• Data for the task:
Begin
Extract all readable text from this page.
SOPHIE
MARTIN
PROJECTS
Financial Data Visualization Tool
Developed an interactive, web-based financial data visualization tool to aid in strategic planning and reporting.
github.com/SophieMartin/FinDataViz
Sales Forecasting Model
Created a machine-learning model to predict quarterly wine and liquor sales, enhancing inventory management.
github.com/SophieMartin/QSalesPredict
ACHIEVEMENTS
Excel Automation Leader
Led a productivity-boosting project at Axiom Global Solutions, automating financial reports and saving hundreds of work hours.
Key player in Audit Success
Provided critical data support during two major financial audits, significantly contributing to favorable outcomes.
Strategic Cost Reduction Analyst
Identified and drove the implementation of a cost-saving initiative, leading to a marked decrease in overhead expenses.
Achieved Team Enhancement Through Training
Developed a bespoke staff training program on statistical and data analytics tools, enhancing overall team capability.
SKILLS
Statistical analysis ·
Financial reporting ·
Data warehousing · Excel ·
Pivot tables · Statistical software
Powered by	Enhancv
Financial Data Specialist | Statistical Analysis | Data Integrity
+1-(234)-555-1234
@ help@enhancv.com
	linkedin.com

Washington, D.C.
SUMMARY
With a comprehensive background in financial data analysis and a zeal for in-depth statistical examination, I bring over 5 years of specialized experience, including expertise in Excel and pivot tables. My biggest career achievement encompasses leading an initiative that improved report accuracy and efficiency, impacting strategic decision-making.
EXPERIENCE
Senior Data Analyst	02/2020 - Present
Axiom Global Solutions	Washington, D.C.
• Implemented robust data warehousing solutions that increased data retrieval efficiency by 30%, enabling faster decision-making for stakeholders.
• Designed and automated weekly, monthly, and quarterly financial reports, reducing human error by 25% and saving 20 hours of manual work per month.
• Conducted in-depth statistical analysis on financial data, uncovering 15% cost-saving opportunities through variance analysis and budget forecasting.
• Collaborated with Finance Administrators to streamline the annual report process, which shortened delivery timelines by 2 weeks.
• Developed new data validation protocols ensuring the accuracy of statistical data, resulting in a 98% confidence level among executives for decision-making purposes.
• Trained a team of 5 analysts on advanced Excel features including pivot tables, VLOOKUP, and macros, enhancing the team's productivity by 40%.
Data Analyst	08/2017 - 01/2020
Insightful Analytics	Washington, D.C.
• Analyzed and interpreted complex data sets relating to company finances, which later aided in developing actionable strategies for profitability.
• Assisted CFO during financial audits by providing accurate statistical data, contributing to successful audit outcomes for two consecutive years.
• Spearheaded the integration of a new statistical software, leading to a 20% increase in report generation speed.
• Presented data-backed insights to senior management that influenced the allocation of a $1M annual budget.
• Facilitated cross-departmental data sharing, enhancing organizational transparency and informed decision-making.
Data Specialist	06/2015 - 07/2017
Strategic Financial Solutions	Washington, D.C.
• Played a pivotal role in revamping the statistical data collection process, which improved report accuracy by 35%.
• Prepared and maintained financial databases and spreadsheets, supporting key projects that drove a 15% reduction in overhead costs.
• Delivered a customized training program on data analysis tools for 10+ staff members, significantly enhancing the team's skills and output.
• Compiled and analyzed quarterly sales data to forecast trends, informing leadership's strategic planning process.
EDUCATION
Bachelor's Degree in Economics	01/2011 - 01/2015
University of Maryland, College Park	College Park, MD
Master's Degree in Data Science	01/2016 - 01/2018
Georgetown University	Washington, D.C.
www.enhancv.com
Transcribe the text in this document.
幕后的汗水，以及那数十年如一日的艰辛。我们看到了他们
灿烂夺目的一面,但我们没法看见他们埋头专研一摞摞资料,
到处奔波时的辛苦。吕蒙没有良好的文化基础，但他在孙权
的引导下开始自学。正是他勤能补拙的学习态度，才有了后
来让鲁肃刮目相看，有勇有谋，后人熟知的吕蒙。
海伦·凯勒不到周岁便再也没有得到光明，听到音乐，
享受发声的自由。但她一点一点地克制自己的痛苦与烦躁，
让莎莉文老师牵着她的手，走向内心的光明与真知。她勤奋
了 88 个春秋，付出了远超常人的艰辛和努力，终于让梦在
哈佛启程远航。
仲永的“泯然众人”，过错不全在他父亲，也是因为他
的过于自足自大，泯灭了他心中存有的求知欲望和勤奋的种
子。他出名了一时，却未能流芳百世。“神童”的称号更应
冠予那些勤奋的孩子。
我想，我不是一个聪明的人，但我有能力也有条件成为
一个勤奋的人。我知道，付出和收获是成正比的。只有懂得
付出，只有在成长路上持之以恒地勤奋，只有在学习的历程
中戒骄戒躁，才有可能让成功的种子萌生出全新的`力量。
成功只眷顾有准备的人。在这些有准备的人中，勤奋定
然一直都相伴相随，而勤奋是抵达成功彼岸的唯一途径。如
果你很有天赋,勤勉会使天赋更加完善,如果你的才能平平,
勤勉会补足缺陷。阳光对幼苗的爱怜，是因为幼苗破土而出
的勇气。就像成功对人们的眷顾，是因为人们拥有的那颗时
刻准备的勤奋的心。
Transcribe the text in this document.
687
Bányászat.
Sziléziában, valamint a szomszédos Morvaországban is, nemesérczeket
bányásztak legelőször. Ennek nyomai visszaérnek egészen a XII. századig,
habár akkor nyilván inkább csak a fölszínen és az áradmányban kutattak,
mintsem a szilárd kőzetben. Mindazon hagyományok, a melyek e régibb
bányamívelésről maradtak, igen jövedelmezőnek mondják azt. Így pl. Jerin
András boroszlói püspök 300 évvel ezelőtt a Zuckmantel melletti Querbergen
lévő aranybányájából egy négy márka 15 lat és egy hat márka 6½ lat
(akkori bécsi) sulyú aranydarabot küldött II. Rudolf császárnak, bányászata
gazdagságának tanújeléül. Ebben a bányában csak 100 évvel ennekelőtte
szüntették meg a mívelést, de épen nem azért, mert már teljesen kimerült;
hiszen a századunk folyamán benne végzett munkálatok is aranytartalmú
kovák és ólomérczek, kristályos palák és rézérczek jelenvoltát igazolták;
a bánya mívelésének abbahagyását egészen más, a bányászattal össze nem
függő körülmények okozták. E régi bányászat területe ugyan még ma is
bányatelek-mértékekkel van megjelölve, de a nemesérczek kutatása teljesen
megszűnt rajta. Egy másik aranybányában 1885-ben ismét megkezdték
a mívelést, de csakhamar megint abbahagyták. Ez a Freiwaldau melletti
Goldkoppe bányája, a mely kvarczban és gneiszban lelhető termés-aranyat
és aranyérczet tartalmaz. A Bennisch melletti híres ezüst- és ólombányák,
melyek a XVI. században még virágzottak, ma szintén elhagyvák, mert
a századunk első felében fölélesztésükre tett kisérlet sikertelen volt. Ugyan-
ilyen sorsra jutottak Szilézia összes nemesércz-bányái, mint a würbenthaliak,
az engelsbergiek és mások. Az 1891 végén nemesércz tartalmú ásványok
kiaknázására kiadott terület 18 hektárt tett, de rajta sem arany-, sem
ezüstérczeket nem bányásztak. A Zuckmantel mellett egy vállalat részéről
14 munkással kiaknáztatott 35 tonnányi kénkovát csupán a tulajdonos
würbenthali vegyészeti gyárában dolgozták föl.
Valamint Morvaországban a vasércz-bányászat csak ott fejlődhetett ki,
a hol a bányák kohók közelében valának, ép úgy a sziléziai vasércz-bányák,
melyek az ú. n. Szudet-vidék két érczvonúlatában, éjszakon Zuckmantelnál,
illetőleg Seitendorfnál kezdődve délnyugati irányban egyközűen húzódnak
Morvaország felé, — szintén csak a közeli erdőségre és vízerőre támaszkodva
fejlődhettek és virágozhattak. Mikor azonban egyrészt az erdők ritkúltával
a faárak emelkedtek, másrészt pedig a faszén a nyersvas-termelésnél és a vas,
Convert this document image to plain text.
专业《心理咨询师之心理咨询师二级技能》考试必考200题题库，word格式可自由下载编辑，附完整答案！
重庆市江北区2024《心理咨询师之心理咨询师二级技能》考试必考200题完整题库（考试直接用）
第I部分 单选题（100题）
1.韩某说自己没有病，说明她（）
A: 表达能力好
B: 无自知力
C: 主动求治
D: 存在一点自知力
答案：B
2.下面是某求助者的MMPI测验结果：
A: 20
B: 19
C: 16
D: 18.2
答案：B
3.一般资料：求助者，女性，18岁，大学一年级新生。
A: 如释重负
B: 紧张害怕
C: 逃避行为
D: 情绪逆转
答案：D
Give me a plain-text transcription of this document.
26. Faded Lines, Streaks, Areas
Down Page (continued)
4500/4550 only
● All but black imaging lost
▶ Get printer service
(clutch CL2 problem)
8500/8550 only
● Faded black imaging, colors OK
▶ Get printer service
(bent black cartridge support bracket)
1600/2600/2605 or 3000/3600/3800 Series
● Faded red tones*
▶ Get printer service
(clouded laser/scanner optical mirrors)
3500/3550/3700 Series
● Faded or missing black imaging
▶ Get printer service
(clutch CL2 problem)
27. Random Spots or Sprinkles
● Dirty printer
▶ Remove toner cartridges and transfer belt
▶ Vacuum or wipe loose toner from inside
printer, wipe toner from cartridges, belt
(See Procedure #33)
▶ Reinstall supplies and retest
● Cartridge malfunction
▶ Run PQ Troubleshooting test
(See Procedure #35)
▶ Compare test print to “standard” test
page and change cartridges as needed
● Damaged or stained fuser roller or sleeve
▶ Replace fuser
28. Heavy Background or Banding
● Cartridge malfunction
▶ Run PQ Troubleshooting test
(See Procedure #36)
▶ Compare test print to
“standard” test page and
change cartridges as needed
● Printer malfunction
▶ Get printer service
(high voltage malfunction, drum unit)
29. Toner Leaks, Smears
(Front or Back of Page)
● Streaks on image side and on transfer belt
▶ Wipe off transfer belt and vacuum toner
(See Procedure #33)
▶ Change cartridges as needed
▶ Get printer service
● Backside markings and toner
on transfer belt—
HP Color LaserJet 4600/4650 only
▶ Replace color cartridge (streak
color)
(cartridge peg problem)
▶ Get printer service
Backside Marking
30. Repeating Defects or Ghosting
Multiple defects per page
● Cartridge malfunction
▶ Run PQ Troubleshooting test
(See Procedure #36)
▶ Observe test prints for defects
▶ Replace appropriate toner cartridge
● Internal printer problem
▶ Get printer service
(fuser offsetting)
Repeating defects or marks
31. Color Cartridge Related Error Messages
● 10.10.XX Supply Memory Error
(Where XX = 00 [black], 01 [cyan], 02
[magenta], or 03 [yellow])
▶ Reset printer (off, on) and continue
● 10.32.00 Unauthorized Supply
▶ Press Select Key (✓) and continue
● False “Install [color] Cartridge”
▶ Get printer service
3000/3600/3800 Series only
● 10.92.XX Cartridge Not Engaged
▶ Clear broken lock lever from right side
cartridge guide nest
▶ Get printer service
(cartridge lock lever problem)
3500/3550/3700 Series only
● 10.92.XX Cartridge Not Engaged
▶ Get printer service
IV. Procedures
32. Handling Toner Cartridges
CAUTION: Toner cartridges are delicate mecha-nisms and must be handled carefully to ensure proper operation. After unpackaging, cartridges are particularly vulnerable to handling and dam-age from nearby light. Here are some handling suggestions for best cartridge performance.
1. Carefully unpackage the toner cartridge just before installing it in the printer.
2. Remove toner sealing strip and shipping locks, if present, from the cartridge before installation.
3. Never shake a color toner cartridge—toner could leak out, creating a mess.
End
• Problem:
Copy every line of the entries above in which "plain" occurs.

• Written answer:
Convert this document image to plain text.
Give me a plain-text transcription of this document.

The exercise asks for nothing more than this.